◆ BRIEF:
Leave out the pictures and repeat everything else in the records exactly.

(Part of a data file)
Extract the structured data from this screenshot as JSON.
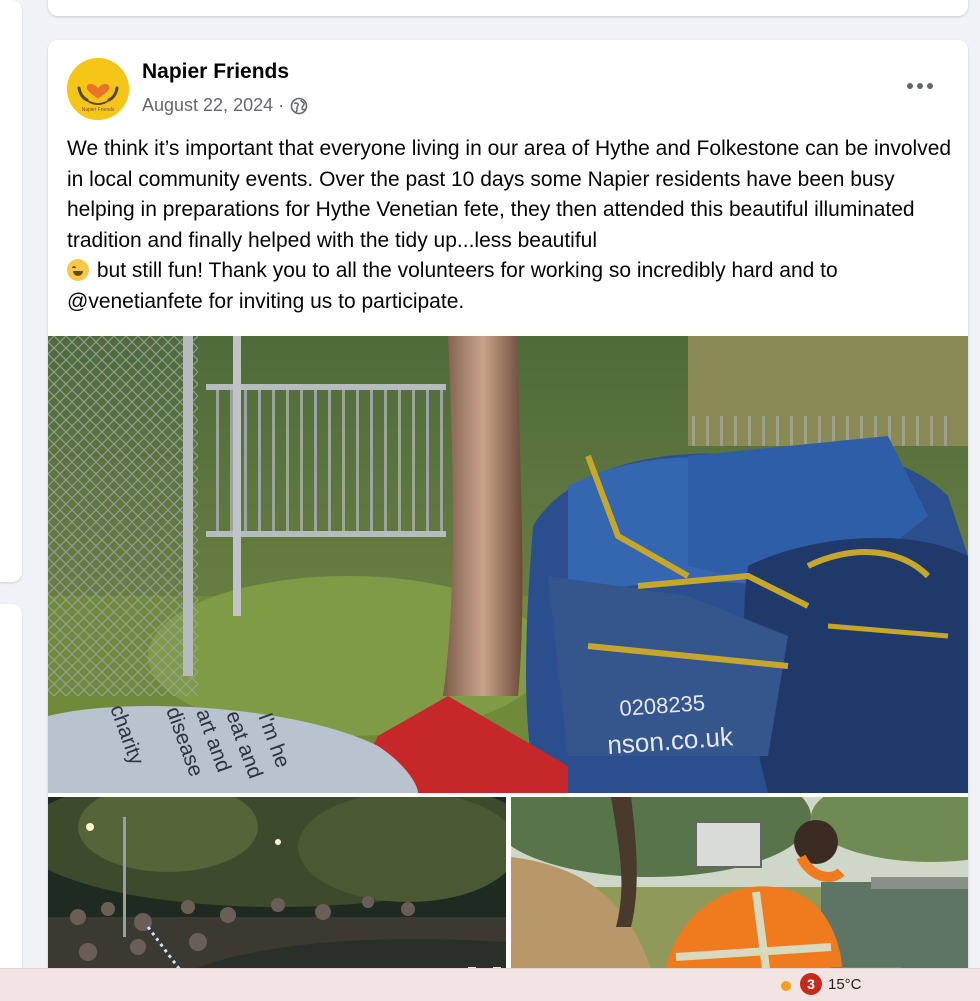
{
  "post": {
    "author": "Napier Friends",
    "avatar_caption": "Napier Friends",
    "date": "August 22, 2024 ·",
    "privacy_icon": "globe-icon",
    "more_icon": "more-options-icon",
    "text_before_emoji": "We think it’s important that everyone living in our area of Hythe and Folkestone can be involved in local community events. Over the past 10 days some Napier residents have been busy helping in preparations for Hythe Venetian fete, they then attended this beautiful illuminated tradition and finally helped with the tidy up...less beautiful\n",
    "emoji": "grinning-face-with-sweat-emoji",
    "text_after_emoji": " but still fun!  Thank you to all the volunteers for working so incredibly hard and to @venetianfete for inviting us to participate.",
    "photos": {
      "main": {
        "subject": "bulk-bags-by-tree-photo",
        "bag_text_1": "0208235",
        "bag_text_2": "nson.co.uk",
        "shirt_text": [
          "I'm he",
          "eat and",
          "art and",
          "disease",
          "charity"
        ]
      },
      "small_1": {
        "subject": "evening-fete-crowd-photo"
      },
      "small_2": {
        "subject": "volunteer-hi-vis-riverside-photo"
      }
    }
  },
  "taskbar": {
    "notification_count": "3",
    "temperature": "15°C",
    "weather_icon": "sun-icon"
  },
  "colors": {
    "page_bg": "#f0f2f5",
    "card_bg": "#ffffff",
    "secondary_text": "#65676b",
    "avatar_bg": "#f5c518",
    "badge": "#c42b1c",
    "taskbar_bg": "#f3e4e4"
  }
}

◆ RESPONSE:
Extract the structured data from this screenshot as JSON.
{
  "post": {
    "author": "Napier Friends",
    "avatar_caption": "Napier Friends",
    "date": "August 22, 2024 ·",
    "privacy_icon": "globe-icon",
    "more_icon": "more-options-icon",
    "text_before_emoji": "We think it’s important that everyone living in our area of Hythe and Folkestone can be involved in local community events. Over the past 10 days some Napier residents have been busy helping in preparations for Hythe Venetian fete, they then attended this beautiful illuminated tradition and finally helped with the tidy up...less beautiful\n",
    "emoji": "grinning-face-with-sweat-emoji",
    "text_after_emoji": " but still fun!  Thank you to all the volunteers for working so incredibly hard and to @venetianfete for inviting us to participate.",
    "photos": {
      "main": {
        "subject": "bulk-bags-by-tree-photo",
        "bag_text_1": "0208235",
        "bag_text_2": "nson.co.uk",
        "shirt_text": [
          "I'm he",
          "eat and",
          "art and",
          "disease",
          "charity"
        ]
      },
      "small_1": {
        "subject": "evening-fete-crowd-photo"
      },
      "small_2": {
        "subject": "volunteer-hi-vis-riverside-photo"
      }
    }
  },
  "taskbar": {
    "notification_count": "3",
    "temperature": "15°C",
    "weather_icon": "sun-icon"
  },
  "colors": {
    "page_bg": "#f0f2f5",
    "card_bg": "#ffffff",
    "secondary_text": "#65676b",
    "avatar_bg": "#f5c518",
    "badge": "#c42b1c",
    "taskbar_bg": "#f3e4e4"
  }
}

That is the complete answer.